◆ **The task**:
Copy out all the lines where "office" shows up.

◆ **Dataset items**:
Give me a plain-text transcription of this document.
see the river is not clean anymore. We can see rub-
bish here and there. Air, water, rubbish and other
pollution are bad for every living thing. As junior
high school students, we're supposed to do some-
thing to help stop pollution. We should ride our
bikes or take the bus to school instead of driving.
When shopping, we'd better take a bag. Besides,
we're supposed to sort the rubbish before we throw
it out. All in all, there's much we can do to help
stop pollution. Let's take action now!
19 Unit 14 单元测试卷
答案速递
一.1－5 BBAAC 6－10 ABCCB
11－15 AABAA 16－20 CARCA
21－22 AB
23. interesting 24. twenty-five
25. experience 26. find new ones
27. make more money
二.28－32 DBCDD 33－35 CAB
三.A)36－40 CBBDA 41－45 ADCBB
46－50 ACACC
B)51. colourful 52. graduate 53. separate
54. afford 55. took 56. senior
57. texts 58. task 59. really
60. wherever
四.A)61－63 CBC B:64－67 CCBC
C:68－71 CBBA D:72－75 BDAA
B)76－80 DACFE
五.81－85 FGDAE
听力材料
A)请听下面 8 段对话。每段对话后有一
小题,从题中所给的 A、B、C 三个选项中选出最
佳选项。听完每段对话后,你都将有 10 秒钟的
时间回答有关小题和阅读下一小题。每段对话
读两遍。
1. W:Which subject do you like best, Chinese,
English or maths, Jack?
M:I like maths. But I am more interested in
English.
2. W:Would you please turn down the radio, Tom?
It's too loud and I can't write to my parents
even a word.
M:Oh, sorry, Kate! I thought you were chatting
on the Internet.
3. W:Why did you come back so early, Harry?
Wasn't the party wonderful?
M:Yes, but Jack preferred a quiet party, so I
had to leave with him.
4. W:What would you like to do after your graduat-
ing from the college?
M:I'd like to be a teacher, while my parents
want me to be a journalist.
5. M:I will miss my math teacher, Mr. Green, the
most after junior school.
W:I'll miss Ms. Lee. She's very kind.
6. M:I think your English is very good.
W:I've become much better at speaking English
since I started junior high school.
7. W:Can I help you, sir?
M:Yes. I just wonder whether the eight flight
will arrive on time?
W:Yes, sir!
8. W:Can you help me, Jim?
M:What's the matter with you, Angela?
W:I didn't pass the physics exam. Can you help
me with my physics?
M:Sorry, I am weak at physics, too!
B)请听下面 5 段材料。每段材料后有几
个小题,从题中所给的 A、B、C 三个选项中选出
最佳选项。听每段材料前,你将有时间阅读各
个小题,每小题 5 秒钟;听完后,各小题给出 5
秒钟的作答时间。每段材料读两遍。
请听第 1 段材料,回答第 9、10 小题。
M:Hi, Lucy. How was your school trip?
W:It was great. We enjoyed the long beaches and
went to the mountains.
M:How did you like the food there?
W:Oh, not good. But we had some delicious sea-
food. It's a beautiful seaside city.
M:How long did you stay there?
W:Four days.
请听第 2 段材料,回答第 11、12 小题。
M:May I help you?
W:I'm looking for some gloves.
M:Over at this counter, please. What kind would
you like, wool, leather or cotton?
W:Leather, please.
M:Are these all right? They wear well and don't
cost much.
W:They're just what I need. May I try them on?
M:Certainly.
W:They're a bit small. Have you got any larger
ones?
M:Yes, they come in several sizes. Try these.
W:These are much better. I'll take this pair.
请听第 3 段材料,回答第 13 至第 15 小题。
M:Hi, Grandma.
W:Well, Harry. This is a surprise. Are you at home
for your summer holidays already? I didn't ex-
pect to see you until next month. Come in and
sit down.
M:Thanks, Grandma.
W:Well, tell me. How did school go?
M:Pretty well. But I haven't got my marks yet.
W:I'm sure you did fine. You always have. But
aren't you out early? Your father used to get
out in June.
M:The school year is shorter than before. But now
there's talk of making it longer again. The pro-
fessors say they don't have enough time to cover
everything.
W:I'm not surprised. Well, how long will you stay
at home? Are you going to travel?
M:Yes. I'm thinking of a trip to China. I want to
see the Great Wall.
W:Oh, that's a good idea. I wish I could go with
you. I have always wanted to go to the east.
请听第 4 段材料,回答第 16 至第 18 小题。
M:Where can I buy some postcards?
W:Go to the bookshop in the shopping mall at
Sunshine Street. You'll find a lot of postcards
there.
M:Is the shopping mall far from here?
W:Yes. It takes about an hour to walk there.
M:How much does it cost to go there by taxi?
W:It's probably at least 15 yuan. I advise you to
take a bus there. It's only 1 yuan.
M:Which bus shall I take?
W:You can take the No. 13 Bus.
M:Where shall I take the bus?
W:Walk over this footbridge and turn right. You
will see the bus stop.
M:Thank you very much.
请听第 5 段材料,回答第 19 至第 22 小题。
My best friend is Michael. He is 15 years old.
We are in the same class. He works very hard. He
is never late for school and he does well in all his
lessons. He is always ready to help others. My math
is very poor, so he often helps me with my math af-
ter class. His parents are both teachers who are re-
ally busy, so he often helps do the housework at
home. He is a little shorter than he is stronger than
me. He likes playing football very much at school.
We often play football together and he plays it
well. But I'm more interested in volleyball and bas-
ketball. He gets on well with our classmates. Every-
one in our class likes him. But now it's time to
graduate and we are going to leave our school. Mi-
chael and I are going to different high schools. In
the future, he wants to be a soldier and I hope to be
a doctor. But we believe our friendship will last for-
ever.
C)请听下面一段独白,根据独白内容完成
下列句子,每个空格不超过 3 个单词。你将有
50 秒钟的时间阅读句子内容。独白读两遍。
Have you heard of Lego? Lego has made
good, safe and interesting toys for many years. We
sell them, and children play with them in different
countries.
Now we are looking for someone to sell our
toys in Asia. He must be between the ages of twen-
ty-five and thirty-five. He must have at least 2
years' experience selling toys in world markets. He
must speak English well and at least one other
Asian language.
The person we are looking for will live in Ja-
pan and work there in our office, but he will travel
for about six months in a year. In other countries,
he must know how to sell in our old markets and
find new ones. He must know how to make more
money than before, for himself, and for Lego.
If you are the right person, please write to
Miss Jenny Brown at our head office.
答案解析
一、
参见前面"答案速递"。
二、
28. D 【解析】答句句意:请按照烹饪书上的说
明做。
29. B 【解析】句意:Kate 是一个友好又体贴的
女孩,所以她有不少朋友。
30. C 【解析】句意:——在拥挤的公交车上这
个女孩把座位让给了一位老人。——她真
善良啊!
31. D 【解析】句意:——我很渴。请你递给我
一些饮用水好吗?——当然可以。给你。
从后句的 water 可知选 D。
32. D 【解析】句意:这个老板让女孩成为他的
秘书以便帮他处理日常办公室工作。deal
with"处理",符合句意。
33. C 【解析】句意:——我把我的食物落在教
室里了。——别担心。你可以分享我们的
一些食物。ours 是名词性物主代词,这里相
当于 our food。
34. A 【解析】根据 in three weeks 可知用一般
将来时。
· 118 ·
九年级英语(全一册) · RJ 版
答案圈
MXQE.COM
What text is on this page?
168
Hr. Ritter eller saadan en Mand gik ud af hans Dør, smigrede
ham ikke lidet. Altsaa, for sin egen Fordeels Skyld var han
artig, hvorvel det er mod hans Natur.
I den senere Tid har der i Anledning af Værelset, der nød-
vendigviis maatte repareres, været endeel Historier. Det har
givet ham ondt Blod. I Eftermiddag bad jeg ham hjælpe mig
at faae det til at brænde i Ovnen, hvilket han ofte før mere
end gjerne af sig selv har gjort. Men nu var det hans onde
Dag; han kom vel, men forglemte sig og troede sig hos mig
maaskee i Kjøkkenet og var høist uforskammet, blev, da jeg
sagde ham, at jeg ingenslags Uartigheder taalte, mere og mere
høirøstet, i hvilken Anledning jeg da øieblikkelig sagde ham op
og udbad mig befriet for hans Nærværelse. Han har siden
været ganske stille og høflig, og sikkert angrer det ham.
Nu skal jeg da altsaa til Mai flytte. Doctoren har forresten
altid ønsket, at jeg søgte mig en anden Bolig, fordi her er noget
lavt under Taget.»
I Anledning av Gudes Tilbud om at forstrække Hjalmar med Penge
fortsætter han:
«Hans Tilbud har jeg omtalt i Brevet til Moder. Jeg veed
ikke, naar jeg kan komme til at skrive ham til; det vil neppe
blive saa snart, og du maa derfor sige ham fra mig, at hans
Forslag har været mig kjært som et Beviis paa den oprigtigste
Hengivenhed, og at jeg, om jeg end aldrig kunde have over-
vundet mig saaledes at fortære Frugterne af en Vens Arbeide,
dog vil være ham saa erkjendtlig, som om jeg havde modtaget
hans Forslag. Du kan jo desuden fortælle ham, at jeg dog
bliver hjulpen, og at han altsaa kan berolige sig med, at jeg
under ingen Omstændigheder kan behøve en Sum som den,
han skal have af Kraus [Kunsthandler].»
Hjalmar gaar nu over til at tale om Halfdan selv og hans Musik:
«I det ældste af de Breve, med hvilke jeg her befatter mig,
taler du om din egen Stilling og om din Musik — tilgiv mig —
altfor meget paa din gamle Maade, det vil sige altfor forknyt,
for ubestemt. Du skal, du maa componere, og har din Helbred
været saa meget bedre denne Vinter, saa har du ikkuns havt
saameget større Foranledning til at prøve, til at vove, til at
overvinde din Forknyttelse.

◆ **Output for this exercise**:
pan and work there in our office, but he will travel
Miss Jenny Brown at our head office.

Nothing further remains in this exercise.